----- Records supplied -----

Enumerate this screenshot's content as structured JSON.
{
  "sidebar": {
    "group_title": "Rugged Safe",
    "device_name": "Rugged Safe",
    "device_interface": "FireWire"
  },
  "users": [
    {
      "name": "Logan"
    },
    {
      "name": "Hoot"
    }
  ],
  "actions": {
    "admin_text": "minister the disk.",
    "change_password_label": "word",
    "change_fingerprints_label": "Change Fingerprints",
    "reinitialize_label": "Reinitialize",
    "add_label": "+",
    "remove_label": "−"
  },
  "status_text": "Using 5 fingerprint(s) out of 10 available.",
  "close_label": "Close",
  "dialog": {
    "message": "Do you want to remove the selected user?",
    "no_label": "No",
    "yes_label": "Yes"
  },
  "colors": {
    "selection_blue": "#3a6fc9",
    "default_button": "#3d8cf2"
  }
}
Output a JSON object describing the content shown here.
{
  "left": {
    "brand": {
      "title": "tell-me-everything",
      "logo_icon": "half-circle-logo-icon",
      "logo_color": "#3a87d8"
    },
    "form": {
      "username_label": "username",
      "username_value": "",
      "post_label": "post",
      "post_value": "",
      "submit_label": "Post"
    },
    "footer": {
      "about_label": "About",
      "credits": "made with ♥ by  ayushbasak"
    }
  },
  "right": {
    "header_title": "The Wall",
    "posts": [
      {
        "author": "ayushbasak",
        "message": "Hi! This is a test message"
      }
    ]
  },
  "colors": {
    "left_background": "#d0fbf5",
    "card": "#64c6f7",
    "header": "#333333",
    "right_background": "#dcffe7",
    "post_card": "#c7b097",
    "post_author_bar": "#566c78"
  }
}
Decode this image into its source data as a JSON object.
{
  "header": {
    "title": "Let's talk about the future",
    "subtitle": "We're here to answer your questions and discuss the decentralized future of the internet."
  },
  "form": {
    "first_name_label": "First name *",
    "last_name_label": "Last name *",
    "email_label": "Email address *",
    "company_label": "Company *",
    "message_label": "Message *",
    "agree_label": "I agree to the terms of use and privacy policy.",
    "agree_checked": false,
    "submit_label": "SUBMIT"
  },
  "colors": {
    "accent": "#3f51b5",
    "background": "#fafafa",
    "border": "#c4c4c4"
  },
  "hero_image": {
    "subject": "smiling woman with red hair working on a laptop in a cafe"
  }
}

-----

Every line that holds the string "Rugged" should be returned.

    "group_title": "Rugged Safe",
    "device_name": "Rugged Safe",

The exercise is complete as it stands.